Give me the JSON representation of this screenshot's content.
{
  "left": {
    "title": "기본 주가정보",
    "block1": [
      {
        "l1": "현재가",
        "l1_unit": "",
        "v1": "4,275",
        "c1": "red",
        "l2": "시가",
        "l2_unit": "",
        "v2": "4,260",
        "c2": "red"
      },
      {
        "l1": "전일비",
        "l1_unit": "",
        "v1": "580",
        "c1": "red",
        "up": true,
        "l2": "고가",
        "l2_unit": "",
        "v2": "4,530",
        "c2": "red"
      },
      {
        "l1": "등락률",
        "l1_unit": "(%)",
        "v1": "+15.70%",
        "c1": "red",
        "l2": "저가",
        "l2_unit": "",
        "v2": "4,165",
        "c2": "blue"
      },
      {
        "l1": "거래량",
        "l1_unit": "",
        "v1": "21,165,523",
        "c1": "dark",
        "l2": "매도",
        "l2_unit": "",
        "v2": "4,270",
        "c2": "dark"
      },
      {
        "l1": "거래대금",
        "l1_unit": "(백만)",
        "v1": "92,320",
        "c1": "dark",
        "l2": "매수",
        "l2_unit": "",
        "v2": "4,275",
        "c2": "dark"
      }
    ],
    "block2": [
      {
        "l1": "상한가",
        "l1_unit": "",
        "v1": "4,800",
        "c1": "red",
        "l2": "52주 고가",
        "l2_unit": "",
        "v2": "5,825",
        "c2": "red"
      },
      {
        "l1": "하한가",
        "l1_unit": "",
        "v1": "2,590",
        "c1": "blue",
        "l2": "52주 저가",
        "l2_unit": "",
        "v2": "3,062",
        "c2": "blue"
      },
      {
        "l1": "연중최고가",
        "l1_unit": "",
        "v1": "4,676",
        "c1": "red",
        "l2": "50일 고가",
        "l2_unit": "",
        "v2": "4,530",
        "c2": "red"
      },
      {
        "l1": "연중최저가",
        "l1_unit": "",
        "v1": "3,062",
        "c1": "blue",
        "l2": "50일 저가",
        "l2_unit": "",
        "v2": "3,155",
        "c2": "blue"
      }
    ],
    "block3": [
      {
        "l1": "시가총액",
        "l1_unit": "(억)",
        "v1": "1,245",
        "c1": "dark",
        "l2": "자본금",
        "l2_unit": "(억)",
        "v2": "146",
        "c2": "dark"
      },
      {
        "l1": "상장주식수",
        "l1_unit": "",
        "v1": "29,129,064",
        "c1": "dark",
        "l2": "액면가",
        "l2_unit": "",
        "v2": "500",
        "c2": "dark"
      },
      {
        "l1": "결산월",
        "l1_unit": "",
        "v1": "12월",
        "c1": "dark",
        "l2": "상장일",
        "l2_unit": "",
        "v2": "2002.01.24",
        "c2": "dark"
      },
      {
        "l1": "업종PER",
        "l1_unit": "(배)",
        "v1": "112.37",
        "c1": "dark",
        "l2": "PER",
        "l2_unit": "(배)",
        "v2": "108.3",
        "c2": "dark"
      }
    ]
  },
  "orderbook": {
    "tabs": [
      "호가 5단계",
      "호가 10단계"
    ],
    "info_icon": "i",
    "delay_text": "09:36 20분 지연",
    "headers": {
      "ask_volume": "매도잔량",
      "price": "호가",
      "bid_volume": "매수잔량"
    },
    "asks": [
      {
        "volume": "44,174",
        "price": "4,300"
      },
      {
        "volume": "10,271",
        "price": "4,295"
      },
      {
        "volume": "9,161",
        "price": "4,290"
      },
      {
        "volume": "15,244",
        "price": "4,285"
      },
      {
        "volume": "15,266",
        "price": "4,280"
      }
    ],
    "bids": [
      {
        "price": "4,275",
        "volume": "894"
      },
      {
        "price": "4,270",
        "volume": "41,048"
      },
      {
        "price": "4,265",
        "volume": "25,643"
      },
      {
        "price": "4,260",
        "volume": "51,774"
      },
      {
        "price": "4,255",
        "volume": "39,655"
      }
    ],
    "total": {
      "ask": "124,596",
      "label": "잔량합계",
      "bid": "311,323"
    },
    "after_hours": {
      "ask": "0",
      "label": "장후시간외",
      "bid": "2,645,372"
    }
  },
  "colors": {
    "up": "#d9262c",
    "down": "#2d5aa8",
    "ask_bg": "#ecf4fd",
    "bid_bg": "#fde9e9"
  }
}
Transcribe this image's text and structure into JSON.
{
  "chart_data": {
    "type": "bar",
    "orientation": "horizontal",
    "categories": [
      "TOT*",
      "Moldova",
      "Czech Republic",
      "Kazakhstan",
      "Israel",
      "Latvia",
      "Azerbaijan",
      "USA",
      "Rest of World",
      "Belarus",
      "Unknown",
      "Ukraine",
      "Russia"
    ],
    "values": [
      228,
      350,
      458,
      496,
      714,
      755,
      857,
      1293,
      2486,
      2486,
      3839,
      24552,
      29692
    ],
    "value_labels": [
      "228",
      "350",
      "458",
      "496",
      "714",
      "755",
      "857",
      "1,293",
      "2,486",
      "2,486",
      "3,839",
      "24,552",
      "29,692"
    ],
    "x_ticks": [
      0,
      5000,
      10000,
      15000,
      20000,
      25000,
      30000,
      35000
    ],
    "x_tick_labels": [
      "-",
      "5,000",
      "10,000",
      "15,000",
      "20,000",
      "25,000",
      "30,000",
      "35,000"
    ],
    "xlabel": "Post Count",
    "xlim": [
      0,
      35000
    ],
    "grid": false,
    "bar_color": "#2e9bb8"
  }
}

THE REQUEST: Set down the material above again, word for word.

EXERCISE SOLUTION:
Give me the JSON representation of this screenshot's content.
{
  "left": {
    "title": "기본 주가정보",
    "block1": [
      {
        "l1": "현재가",
        "l1_unit": "",
        "v1": "4,275",
        "c1": "red",
        "l2": "시가",
        "l2_unit": "",
        "v2": "4,260",
        "c2": "red"
      },
      {
        "l1": "전일비",
        "l1_unit": "",
        "v1": "580",
        "c1": "red",
        "up": true,
        "l2": "고가",
        "l2_unit": "",
        "v2": "4,530",
        "c2": "red"
      },
      {
        "l1": "등락률",
        "l1_unit": "(%)",
        "v1": "+15.70%",
        "c1": "red",
        "l2": "저가",
        "l2_unit": "",
        "v2": "4,165",
        "c2": "blue"
      },
      {
        "l1": "거래량",
        "l1_unit": "",
        "v1": "21,165,523",
        "c1": "dark",
        "l2": "매도",
        "l2_unit": "",
        "v2": "4,270",
        "c2": "dark"
      },
      {
        "l1": "거래대금",
        "l1_unit": "(백만)",
        "v1": "92,320",
        "c1": "dark",
        "l2": "매수",
        "l2_unit": "",
        "v2": "4,275",
        "c2": "dark"
      }
    ],
    "block2": [
      {
        "l1": "상한가",
        "l1_unit": "",
        "v1": "4,800",
        "c1": "red",
        "l2": "52주 고가",
        "l2_unit": "",
        "v2": "5,825",
        "c2": "red"
      },
      {
        "l1": "하한가",
        "l1_unit": "",
        "v1": "2,590",
        "c1": "blue",
        "l2": "52주 저가",
        "l2_unit": "",
        "v2": "3,062",
        "c2": "blue"
      },
      {
        "l1": "연중최고가",
        "l1_unit": "",
        "v1": "4,676",
        "c1": "red",
        "l2": "50일 고가",
        "l2_unit": "",
        "v2": "4,530",
        "c2": "red"
      },
      {
        "l1": "연중최저가",
        "l1_unit": "",
        "v1": "3,062",
        "c1": "blue",
        "l2": "50일 저가",
        "l2_unit": "",
        "v2": "3,155",
        "c2": "blue"
      }
    ],
    "block3": [
      {
        "l1": "시가총액",
        "l1_unit": "(억)",
        "v1": "1,245",
        "c1": "dark",
        "l2": "자본금",
        "l2_unit": "(억)",
        "v2": "146",
        "c2": "dark"
      },
      {
        "l1": "상장주식수",
        "l1_unit": "",
        "v1": "29,129,064",
        "c1": "dark",
        "l2": "액면가",
        "l2_unit": "",
        "v2": "500",
        "c2": "dark"
      },
      {
        "l1": "결산월",
        "l1_unit": "",
        "v1": "12월",
        "c1": "dark",
        "l2": "상장일",
        "l2_unit": "",
        "v2": "2002.01.24",
        "c2": "dark"
      },
      {
        "l1": "업종PER",
        "l1_unit": "(배)",
        "v1": "112.37",
        "c1": "dark",
        "l2": "PER",
        "l2_unit": "(배)",
        "v2": "108.3",
        "c2": "dark"
      }
    ]
  },
  "orderbook": {
    "tabs": [
      "호가 5단계",
      "호가 10단계"
    ],
    "info_icon": "i",
    "delay_text": "09:36 20분 지연",
    "headers": {
      "ask_volume": "매도잔량",
      "price": "호가",
      "bid_volume": "매수잔량"
    },
    "asks": [
      {
        "volume": "44,174",
        "price": "4,300"
      },
      {
        "volume": "10,271",
        "price": "4,295"
      },
      {
        "volume": "9,161",
        "price": "4,290"
      },
      {
        "volume": "15,244",
        "price": "4,285"
      },
      {
        "volume": "15,266",
        "price": "4,280"
      }
    ],
    "bids": [
      {
        "price": "4,275",
        "volume": "894"
      },
      {
        "price": "4,270",
        "volume": "41,048"
      },
      {
        "price": "4,265",
        "volume": "25,643"
      },
      {
        "price": "4,260",
        "volume": "51,774"
      },
      {
        "price": "4,255",
        "volume": "39,655"
      }
    ],
    "total": {
      "ask": "124,596",
      "label": "잔량합계",
      "bid": "311,323"
    },
    "after_hours": {
      "ask": "0",
      "label": "장후시간외",
      "bid": "2,645,372"
    }
  },
  "colors": {
    "up": "#d9262c",
    "down": "#2d5aa8",
    "ask_bg": "#ecf4fd",
    "bid_bg": "#fde9e9"
  }
}
Transcribe this image's text and structure into JSON.
{
  "chart_data": {
    "type": "bar",
    "orientation": "horizontal",
    "categories": [
      "TOT*",
      "Moldova",
      "Czech Republic",
      "Kazakhstan",
      "Israel",
      "Latvia",
      "Azerbaijan",
      "USA",
      "Rest of World",
      "Belarus",
      "Unknown",
      "Ukraine",
      "Russia"
    ],
    "values": [
      228,
      350,
      458,
      496,
      714,
      755,
      857,
      1293,
      2486,
      2486,
      3839,
      24552,
      29692
    ],
    "value_labels": [
      "228",
      "350",
      "458",
      "496",
      "714",
      "755",
      "857",
      "1,293",
      "2,486",
      "2,486",
      "3,839",
      "24,552",
      "29,692"
    ],
    "x_ticks": [
      0,
      5000,
      10000,
      15000,
      20000,
      25000,
      30000,
      35000
    ],
    "x_tick_labels": [
      "-",
      "5,000",
      "10,000",
      "15,000",
      "20,000",
      "25,000",
      "30,000",
      "35,000"
    ],
    "xlabel": "Post Count",
    "xlim": [
      0,
      35000
    ],
    "grid": false,
    "bar_color": "#2e9bb8"
  }
}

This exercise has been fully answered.